[Data listing]
%%
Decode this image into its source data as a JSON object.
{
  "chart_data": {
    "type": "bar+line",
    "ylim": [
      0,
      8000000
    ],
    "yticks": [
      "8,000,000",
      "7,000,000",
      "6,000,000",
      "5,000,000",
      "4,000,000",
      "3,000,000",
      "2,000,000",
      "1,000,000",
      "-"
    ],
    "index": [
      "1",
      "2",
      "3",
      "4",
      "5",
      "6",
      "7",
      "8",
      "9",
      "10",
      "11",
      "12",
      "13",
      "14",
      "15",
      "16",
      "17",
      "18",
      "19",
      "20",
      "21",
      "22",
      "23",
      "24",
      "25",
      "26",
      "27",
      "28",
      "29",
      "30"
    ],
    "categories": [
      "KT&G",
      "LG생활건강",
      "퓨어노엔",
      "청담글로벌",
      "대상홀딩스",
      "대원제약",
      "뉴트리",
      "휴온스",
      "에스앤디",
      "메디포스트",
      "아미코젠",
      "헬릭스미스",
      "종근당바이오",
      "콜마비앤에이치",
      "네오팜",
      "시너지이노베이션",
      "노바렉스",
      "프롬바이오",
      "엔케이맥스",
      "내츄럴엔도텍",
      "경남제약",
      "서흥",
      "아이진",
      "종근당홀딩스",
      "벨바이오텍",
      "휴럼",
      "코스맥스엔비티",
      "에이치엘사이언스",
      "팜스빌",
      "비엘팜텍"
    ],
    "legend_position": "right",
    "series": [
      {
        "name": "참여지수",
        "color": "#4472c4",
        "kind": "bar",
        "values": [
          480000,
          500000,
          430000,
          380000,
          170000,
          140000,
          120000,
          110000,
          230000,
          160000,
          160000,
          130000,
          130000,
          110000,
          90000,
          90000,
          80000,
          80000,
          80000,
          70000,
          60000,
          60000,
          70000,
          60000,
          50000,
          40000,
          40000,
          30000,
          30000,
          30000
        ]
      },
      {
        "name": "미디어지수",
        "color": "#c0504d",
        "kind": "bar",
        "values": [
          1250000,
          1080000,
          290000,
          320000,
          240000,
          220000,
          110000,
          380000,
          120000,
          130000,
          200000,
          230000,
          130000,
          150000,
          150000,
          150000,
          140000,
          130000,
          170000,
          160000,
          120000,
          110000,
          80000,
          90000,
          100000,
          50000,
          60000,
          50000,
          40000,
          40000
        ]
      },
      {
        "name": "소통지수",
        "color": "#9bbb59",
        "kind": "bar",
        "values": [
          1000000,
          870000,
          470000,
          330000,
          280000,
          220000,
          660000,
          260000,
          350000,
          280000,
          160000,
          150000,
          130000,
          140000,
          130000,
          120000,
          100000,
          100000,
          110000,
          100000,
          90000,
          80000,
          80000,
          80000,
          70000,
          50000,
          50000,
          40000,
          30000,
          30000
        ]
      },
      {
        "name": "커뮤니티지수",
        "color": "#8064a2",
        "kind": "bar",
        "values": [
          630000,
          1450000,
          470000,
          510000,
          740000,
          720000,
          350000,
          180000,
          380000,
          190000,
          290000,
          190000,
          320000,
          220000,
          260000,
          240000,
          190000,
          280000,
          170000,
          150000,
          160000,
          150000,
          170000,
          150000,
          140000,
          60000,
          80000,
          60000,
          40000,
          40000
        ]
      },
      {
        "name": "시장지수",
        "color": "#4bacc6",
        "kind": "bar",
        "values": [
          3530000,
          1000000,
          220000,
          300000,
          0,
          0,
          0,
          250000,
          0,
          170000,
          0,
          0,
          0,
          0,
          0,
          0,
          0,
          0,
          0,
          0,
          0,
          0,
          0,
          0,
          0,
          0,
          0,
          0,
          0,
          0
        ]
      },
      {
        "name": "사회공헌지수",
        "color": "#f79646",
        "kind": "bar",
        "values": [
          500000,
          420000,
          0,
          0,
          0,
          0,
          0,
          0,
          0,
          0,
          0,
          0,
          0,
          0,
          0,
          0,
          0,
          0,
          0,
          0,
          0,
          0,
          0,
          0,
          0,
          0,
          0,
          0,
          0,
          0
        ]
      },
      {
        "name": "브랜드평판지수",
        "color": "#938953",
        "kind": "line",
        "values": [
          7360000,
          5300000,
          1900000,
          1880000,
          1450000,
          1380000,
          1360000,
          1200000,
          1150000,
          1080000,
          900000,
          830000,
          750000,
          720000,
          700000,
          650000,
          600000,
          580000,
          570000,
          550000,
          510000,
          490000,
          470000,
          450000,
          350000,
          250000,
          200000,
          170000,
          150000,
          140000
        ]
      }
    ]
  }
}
%%
**Stated goal**:
Every record above should be copied exactly.

**Answer to the problem**:
Decode this image into its source data as a JSON object.
{
  "chart_data": {
    "type": "bar+line",
    "ylim": [
      0,
      8000000
    ],
    "yticks": [
      "8,000,000",
      "7,000,000",
      "6,000,000",
      "5,000,000",
      "4,000,000",
      "3,000,000",
      "2,000,000",
      "1,000,000",
      "-"
    ],
    "index": [
      "1",
      "2",
      "3",
      "4",
      "5",
      "6",
      "7",
      "8",
      "9",
      "10",
      "11",
      "12",
      "13",
      "14",
      "15",
      "16",
      "17",
      "18",
      "19",
      "20",
      "21",
      "22",
      "23",
      "24",
      "25",
      "26",
      "27",
      "28",
      "29",
      "30"
    ],
    "categories": [
      "KT&G",
      "LG생활건강",
      "퓨어노엔",
      "청담글로벌",
      "대상홀딩스",
      "대원제약",
      "뉴트리",
      "휴온스",
      "에스앤디",
      "메디포스트",
      "아미코젠",
      "헬릭스미스",
      "종근당바이오",
      "콜마비앤에이치",
      "네오팜",
      "시너지이노베이션",
      "노바렉스",
      "프롬바이오",
      "엔케이맥스",
      "내츄럴엔도텍",
      "경남제약",
      "서흥",
      "아이진",
      "종근당홀딩스",
      "벨바이오텍",
      "휴럼",
      "코스맥스엔비티",
      "에이치엘사이언스",
      "팜스빌",
      "비엘팜텍"
    ],
    "legend_position": "right",
    "series": [
      {
        "name": "참여지수",
        "color": "#4472c4",
        "kind": "bar",
        "values": [
          480000,
          500000,
          430000,
          380000,
          170000,
          140000,
          120000,
          110000,
          230000,
          160000,
          160000,
          130000,
          130000,
          110000,
          90000,
          90000,
          80000,
          80000,
          80000,
          70000,
          60000,
          60000,
          70000,
          60000,
          50000,
          40000,
          40000,
          30000,
          30000,
          30000
        ]
      },
      {
        "name": "미디어지수",
        "color": "#c0504d",
        "kind": "bar",
        "values": [
          1250000,
          1080000,
          290000,
          320000,
          240000,
          220000,
          110000,
          380000,
          120000,
          130000,
          200000,
          230000,
          130000,
          150000,
          150000,
          150000,
          140000,
          130000,
          170000,
          160000,
          120000,
          110000,
          80000,
          90000,
          100000,
          50000,
          60000,
          50000,
          40000,
          40000
        ]
      },
      {
        "name": "소통지수",
        "color": "#9bbb59",
        "kind": "bar",
        "values": [
          1000000,
          870000,
          470000,
          330000,
          280000,
          220000,
          660000,
          260000,
          350000,
          280000,
          160000,
          150000,
          130000,
          140000,
          130000,
          120000,
          100000,
          100000,
          110000,
          100000,
          90000,
          80000,
          80000,
          80000,
          70000,
          50000,
          50000,
          40000,
          30000,
          30000
        ]
      },
      {
        "name": "커뮤니티지수",
        "color": "#8064a2",
        "kind": "bar",
        "values": [
          630000,
          1450000,
          470000,
          510000,
          740000,
          720000,
          350000,
          180000,
          380000,
          190000,
          290000,
          190000,
          320000,
          220000,
          260000,
          240000,
          190000,
          280000,
          170000,
          150000,
          160000,
          150000,
          170000,
          150000,
          140000,
          60000,
          80000,
          60000,
          40000,
          40000
        ]
      },
      {
        "name": "시장지수",
        "color": "#4bacc6",
        "kind": "bar",
        "values": [
          3530000,
          1000000,
          220000,
          300000,
          0,
          0,
          0,
          250000,
          0,
          170000,
          0,
          0,
          0,
          0,
          0,
          0,
          0,
          0,
          0,
          0,
          0,
          0,
          0,
          0,
          0,
          0,
          0,
          0,
          0,
          0
        ]
      },
      {
        "name": "사회공헌지수",
        "color": "#f79646",
        "kind": "bar",
        "values": [
          500000,
          420000,
          0,
          0,
          0,
          0,
          0,
          0,
          0,
          0,
          0,
          0,
          0,
          0,
          0,
          0,
          0,
          0,
          0,
          0,
          0,
          0,
          0,
          0,
          0,
          0,
          0,
          0,
          0,
          0
        ]
      },
      {
        "name": "브랜드평판지수",
        "color": "#938953",
        "kind": "line",
        "values": [
          7360000,
          5300000,
          1900000,
          1880000,
          1450000,
          1380000,
          1360000,
          1200000,
          1150000,
          1080000,
          900000,
          830000,
          750000,
          720000,
          700000,
          650000,
          600000,
          580000,
          570000,
          550000,
          510000,
          490000,
          470000,
          450000,
          350000,
          250000,
          200000,
          170000,
          150000,
          140000
        ]
      }
    ]
  }
}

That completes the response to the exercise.